§ THE PROBLEM
Extract every line of the material that holds the string "Eglise".

── DATASET ──

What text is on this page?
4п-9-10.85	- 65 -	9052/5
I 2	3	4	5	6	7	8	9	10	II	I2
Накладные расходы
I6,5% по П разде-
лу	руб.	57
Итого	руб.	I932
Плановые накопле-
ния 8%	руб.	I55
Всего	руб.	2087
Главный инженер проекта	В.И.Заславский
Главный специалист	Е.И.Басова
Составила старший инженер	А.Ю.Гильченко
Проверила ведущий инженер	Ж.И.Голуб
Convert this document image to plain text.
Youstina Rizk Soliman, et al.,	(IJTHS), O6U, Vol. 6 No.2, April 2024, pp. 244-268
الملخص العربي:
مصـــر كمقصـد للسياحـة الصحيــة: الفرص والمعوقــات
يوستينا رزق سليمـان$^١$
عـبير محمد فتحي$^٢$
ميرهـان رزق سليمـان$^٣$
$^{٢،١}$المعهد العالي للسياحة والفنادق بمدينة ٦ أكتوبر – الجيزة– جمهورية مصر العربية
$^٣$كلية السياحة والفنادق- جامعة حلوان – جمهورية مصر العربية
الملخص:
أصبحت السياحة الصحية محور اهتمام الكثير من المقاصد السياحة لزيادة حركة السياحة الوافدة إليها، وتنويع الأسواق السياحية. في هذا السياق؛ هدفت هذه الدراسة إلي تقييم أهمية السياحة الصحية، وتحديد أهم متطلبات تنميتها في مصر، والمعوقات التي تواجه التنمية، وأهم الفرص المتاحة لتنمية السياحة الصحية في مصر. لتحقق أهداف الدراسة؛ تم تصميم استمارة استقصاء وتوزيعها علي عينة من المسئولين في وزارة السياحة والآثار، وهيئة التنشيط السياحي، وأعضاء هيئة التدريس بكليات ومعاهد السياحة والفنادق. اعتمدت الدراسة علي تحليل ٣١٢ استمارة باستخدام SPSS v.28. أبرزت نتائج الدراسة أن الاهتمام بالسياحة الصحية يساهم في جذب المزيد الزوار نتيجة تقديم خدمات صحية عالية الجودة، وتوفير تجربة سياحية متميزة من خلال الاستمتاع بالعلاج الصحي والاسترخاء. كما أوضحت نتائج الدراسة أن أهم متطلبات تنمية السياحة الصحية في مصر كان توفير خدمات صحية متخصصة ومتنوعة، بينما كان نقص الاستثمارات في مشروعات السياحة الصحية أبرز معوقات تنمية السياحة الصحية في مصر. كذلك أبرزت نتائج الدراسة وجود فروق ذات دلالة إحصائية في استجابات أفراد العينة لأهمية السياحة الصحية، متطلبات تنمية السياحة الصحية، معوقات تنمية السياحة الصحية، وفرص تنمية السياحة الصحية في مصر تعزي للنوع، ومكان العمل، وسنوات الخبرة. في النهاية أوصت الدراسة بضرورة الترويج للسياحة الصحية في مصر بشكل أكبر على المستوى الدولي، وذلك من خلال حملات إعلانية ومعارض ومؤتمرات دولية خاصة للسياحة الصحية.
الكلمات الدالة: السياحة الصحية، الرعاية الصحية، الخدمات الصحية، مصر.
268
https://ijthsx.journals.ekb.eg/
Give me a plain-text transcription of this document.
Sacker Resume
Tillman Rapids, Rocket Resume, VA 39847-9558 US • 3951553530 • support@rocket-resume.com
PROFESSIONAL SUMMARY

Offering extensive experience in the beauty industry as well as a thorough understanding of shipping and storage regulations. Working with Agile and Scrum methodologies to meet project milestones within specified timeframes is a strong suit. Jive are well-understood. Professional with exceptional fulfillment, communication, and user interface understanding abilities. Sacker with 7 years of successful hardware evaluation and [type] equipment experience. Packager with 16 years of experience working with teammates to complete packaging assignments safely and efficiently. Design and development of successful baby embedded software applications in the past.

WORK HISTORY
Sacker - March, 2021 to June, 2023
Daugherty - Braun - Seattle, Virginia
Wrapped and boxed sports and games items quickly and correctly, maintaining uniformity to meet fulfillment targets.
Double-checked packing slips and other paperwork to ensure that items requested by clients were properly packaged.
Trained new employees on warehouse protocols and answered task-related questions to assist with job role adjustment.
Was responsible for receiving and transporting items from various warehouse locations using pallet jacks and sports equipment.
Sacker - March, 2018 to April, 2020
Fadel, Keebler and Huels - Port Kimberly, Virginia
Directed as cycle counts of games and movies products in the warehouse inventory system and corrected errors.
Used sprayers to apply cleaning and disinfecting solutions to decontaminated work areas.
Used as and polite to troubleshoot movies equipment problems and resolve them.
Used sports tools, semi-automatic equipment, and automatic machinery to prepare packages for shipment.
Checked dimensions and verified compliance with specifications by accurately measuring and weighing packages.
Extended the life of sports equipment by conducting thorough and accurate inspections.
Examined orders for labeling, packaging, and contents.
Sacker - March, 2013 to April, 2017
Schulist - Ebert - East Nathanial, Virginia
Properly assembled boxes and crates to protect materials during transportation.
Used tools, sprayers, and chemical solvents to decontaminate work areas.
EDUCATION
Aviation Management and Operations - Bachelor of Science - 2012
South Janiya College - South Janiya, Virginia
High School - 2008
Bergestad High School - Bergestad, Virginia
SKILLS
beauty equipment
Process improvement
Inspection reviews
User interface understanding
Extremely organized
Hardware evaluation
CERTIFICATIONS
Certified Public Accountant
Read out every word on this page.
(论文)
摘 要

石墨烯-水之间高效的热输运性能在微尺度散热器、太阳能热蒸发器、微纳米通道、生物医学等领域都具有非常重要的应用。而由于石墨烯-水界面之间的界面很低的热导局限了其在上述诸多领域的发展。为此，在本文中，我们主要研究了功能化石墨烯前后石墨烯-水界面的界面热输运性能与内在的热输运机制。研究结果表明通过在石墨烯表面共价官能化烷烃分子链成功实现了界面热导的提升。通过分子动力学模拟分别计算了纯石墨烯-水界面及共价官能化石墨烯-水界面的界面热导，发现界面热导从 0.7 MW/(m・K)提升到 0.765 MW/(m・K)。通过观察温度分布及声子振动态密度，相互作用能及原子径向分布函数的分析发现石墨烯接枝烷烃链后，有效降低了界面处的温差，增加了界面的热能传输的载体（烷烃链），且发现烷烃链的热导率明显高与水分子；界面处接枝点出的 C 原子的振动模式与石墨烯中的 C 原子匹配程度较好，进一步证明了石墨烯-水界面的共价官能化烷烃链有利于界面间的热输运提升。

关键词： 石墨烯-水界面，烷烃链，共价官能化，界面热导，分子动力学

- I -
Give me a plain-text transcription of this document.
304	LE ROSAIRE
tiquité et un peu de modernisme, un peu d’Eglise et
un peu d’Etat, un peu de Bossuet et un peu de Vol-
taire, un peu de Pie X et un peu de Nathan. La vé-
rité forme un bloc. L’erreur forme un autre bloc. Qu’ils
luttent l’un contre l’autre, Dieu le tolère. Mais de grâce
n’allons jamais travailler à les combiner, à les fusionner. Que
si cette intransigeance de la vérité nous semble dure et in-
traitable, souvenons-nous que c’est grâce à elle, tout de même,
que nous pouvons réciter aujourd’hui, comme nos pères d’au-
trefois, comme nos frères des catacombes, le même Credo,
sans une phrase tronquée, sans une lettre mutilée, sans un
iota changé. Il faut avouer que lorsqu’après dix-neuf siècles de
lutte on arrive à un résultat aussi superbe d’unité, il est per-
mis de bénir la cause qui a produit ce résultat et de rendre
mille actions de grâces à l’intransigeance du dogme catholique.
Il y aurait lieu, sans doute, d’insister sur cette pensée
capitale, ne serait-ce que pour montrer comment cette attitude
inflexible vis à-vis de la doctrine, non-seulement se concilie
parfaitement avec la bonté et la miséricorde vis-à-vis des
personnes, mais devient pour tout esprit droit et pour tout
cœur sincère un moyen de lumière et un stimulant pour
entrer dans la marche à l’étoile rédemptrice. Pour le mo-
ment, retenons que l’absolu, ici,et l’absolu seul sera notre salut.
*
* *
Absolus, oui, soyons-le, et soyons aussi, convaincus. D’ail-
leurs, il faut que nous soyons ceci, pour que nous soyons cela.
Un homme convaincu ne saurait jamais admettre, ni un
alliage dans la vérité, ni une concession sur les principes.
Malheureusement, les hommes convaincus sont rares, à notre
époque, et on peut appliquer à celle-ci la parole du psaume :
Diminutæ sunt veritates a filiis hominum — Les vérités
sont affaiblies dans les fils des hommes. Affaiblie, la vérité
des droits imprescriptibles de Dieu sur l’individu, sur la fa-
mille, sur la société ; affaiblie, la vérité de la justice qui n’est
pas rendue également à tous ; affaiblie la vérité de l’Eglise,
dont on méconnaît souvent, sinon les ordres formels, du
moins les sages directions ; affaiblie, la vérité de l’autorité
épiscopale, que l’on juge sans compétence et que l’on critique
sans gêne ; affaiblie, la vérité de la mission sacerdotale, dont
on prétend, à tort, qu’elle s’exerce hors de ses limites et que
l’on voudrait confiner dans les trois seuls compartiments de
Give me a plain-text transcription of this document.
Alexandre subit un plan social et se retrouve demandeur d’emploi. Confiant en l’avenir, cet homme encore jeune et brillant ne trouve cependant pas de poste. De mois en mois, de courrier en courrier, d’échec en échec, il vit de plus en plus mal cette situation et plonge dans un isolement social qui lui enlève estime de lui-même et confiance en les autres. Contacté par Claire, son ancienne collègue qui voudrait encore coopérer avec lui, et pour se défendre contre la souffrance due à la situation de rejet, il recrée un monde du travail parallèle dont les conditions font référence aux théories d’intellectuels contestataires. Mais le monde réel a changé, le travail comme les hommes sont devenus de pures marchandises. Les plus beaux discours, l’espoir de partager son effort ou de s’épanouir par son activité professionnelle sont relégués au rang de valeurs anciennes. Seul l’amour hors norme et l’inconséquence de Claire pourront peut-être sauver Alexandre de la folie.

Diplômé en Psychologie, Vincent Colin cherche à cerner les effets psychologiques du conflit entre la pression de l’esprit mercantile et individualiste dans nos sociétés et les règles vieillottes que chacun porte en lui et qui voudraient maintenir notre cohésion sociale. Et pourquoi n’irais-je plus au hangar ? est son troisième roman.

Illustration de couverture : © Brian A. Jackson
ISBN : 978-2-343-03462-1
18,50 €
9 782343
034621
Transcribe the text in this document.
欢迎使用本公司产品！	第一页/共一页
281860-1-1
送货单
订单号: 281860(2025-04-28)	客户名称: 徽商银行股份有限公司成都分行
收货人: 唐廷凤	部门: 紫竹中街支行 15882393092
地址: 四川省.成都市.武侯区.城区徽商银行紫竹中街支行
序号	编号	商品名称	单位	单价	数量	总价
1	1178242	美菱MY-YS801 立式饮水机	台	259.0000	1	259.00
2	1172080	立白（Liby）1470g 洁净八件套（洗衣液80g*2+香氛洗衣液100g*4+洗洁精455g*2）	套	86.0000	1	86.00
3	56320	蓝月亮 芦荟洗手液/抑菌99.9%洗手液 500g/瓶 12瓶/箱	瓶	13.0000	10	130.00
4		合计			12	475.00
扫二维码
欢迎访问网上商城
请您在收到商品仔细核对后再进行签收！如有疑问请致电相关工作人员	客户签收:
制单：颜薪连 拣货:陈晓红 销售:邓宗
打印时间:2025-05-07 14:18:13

───

§ COMPLETED TASK
tiquité et un peu de modernisme, un peu d’Eglise et
pas rendue également à tous ; affaiblie la vérité de l’Eglise,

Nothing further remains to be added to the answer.